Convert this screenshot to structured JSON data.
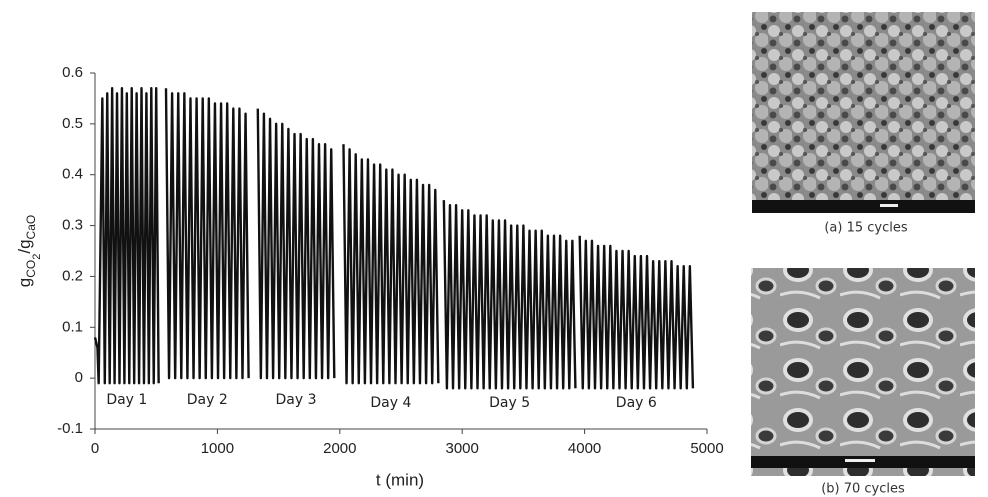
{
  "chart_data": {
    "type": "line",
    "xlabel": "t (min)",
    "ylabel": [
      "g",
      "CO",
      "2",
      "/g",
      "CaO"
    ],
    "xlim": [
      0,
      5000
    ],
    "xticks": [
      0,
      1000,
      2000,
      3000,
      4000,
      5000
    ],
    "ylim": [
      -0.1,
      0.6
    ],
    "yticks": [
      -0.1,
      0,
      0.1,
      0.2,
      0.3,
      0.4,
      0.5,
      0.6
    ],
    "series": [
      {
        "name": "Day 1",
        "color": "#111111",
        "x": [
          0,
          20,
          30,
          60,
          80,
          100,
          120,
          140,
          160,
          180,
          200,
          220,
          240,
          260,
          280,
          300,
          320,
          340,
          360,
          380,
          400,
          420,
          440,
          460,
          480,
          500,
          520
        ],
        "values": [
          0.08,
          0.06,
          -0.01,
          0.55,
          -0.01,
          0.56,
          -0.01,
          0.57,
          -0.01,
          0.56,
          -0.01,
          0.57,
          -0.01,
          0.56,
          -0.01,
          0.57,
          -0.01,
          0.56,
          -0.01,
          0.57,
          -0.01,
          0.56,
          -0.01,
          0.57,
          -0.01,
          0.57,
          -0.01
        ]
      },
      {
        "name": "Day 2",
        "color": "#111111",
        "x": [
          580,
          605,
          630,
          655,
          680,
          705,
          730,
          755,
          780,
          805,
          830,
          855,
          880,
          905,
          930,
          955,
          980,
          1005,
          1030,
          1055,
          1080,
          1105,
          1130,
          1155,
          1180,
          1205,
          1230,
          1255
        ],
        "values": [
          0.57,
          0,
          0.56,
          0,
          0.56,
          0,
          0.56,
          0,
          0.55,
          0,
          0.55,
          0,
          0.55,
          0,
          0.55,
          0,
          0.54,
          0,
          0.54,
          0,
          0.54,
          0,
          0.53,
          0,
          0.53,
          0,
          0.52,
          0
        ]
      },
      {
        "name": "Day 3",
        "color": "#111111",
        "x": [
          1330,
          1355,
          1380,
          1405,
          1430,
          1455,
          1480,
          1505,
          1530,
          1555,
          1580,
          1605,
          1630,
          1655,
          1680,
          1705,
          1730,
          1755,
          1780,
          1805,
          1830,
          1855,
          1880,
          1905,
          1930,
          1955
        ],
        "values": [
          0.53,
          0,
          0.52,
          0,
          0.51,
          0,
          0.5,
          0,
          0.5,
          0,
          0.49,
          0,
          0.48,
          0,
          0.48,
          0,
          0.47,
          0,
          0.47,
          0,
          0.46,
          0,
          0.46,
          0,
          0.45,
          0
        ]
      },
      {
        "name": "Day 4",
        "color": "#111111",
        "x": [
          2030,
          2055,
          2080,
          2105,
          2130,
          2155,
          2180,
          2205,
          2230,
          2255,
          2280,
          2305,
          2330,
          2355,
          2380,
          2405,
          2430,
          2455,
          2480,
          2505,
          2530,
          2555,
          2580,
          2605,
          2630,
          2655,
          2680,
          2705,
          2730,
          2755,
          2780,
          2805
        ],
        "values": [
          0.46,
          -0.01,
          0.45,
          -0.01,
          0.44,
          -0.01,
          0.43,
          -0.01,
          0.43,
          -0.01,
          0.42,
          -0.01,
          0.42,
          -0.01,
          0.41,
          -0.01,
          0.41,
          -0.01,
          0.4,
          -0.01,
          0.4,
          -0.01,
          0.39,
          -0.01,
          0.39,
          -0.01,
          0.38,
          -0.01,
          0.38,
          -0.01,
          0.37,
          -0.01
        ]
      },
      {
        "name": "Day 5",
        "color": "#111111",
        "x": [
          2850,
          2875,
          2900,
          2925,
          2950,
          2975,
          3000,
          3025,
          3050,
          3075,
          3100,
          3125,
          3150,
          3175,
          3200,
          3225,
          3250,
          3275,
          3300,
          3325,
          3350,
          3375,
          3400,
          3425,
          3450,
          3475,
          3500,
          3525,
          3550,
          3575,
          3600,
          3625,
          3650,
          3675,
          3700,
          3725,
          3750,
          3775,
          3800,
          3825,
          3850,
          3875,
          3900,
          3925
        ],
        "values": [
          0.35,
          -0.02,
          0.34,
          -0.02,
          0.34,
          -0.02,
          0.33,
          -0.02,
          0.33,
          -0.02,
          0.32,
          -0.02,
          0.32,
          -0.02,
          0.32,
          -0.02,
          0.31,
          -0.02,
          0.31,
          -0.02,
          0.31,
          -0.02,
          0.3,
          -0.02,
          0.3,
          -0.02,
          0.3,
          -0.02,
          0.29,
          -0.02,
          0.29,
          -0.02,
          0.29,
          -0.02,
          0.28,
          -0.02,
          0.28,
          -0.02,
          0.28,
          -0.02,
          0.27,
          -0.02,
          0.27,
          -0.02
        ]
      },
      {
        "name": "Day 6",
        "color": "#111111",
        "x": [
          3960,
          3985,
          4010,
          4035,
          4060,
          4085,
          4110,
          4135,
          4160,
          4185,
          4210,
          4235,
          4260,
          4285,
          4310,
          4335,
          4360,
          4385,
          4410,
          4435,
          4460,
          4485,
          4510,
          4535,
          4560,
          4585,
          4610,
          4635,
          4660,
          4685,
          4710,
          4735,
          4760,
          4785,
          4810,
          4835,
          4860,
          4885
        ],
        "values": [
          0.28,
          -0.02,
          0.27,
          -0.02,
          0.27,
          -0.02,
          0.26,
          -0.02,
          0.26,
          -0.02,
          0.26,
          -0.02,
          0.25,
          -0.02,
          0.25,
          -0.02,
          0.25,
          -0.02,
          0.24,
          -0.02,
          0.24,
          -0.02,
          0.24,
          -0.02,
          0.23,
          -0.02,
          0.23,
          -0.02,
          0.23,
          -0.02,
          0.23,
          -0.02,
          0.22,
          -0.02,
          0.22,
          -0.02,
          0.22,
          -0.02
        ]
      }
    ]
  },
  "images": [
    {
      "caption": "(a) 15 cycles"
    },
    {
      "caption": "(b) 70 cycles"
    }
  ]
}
══════════════════════════════
• DESCRIPTION OF THE TASK: Your task is to repeat the data above exactly while excluding the pictures.

• OUTPUT OF THE TASK:
Convert this screenshot to structured JSON data.
{
  "chart_data": {
    "type": "line",
    "xlabel": "t (min)",
    "ylabel": [
      "g",
      "CO",
      "2",
      "/g",
      "CaO"
    ],
    "xlim": [
      0,
      5000
    ],
    "xticks": [
      0,
      1000,
      2000,
      3000,
      4000,
      5000
    ],
    "ylim": [
      -0.1,
      0.6
    ],
    "yticks": [
      -0.1,
      0,
      0.1,
      0.2,
      0.3,
      0.4,
      0.5,
      0.6
    ],
    "series": [
      {
        "name": "Day 1",
        "color": "#111111",
        "x": [
          0,
          20,
          30,
          60,
          80,
          100,
          120,
          140,
          160,
          180,
          200,
          220,
          240,
          260,
          280,
          300,
          320,
          340,
          360,
          380,
          400,
          420,
          440,
          460,
          480,
          500,
          520
        ],
        "values": [
          0.08,
          0.06,
          -0.01,
          0.55,
          -0.01,
          0.56,
          -0.01,
          0.57,
          -0.01,
          0.56,
          -0.01,
          0.57,
          -0.01,
          0.56,
          -0.01,
          0.57,
          -0.01,
          0.56,
          -0.01,
          0.57,
          -0.01,
          0.56,
          -0.01,
          0.57,
          -0.01,
          0.57,
          -0.01
        ]
      },
      {
        "name": "Day 2",
        "color": "#111111",
        "x": [
          580,
          605,
          630,
          655,
          680,
          705,
          730,
          755,
          780,
          805,
          830,
          855,
          880,
          905,
          930,
          955,
          980,
          1005,
          1030,
          1055,
          1080,
          1105,
          1130,
          1155,
          1180,
          1205,
          1230,
          1255
        ],
        "values": [
          0.57,
          0,
          0.56,
          0,
          0.56,
          0,
          0.56,
          0,
          0.55,
          0,
          0.55,
          0,
          0.55,
          0,
          0.55,
          0,
          0.54,
          0,
          0.54,
          0,
          0.54,
          0,
          0.53,
          0,
          0.53,
          0,
          0.52,
          0
        ]
      },
      {
        "name": "Day 3",
        "color": "#111111",
        "x": [
          1330,
          1355,
          1380,
          1405,
          1430,
          1455,
          1480,
          1505,
          1530,
          1555,
          1580,
          1605,
          1630,
          1655,
          1680,
          1705,
          1730,
          1755,
          1780,
          1805,
          1830,
          1855,
          1880,
          1905,
          1930,
          1955
        ],
        "values": [
          0.53,
          0,
          0.52,
          0,
          0.51,
          0,
          0.5,
          0,
          0.5,
          0,
          0.49,
          0,
          0.48,
          0,
          0.48,
          0,
          0.47,
          0,
          0.47,
          0,
          0.46,
          0,
          0.46,
          0,
          0.45,
          0
        ]
      },
      {
        "name": "Day 4",
        "color": "#111111",
        "x": [
          2030,
          2055,
          2080,
          2105,
          2130,
          2155,
          2180,
          2205,
          2230,
          2255,
          2280,
          2305,
          2330,
          2355,
          2380,
          2405,
          2430,
          2455,
          2480,
          2505,
          2530,
          2555,
          2580,
          2605,
          2630,
          2655,
          2680,
          2705,
          2730,
          2755,
          2780,
          2805
        ],
        "values": [
          0.46,
          -0.01,
          0.45,
          -0.01,
          0.44,
          -0.01,
          0.43,
          -0.01,
          0.43,
          -0.01,
          0.42,
          -0.01,
          0.42,
          -0.01,
          0.41,
          -0.01,
          0.41,
          -0.01,
          0.4,
          -0.01,
          0.4,
          -0.01,
          0.39,
          -0.01,
          0.39,
          -0.01,
          0.38,
          -0.01,
          0.38,
          -0.01,
          0.37,
          -0.01
        ]
      },
      {
        "name": "Day 5",
        "color": "#111111",
        "x": [
          2850,
          2875,
          2900,
          2925,
          2950,
          2975,
          3000,
          3025,
          3050,
          3075,
          3100,
          3125,
          3150,
          3175,
          3200,
          3225,
          3250,
          3275,
          3300,
          3325,
          3350,
          3375,
          3400,
          3425,
          3450,
          3475,
          3500,
          3525,
          3550,
          3575,
          3600,
          3625,
          3650,
          3675,
          3700,
          3725,
          3750,
          3775,
          3800,
          3825,
          3850,
          3875,
          3900,
          3925
        ],
        "values": [
          0.35,
          -0.02,
          0.34,
          -0.02,
          0.34,
          -0.02,
          0.33,
          -0.02,
          0.33,
          -0.02,
          0.32,
          -0.02,
          0.32,
          -0.02,
          0.32,
          -0.02,
          0.31,
          -0.02,
          0.31,
          -0.02,
          0.31,
          -0.02,
          0.3,
          -0.02,
          0.3,
          -0.02,
          0.3,
          -0.02,
          0.29,
          -0.02,
          0.29,
          -0.02,
          0.29,
          -0.02,
          0.28,
          -0.02,
          0.28,
          -0.02,
          0.28,
          -0.02,
          0.27,
          -0.02,
          0.27,
          -0.02
        ]
      },
      {
        "name": "Day 6",
        "color": "#111111",
        "x": [
          3960,
          3985,
          4010,
          4035,
          4060,
          4085,
          4110,
          4135,
          4160,
          4185,
          4210,
          4235,
          4260,
          4285,
          4310,
          4335,
          4360,
          4385,
          4410,
          4435,
          4460,
          4485,
          4510,
          4535,
          4560,
          4585,
          4610,
          4635,
          4660,
          4685,
          4710,
          4735,
          4760,
          4785,
          4810,
          4835,
          4860,
          4885
        ],
        "values": [
          0.28,
          -0.02,
          0.27,
          -0.02,
          0.27,
          -0.02,
          0.26,
          -0.02,
          0.26,
          -0.02,
          0.26,
          -0.02,
          0.25,
          -0.02,
          0.25,
          -0.02,
          0.25,
          -0.02,
          0.24,
          -0.02,
          0.24,
          -0.02,
          0.24,
          -0.02,
          0.23,
          -0.02,
          0.23,
          -0.02,
          0.23,
          -0.02,
          0.23,
          -0.02,
          0.22,
          -0.02,
          0.22,
          -0.02,
          0.22,
          -0.02
        ]
      }
    ]
  },
  "images": [
    {
      "caption": "(a) 15 cycles"
    },
    {
      "caption": "(b) 70 cycles"
    }
  ]
}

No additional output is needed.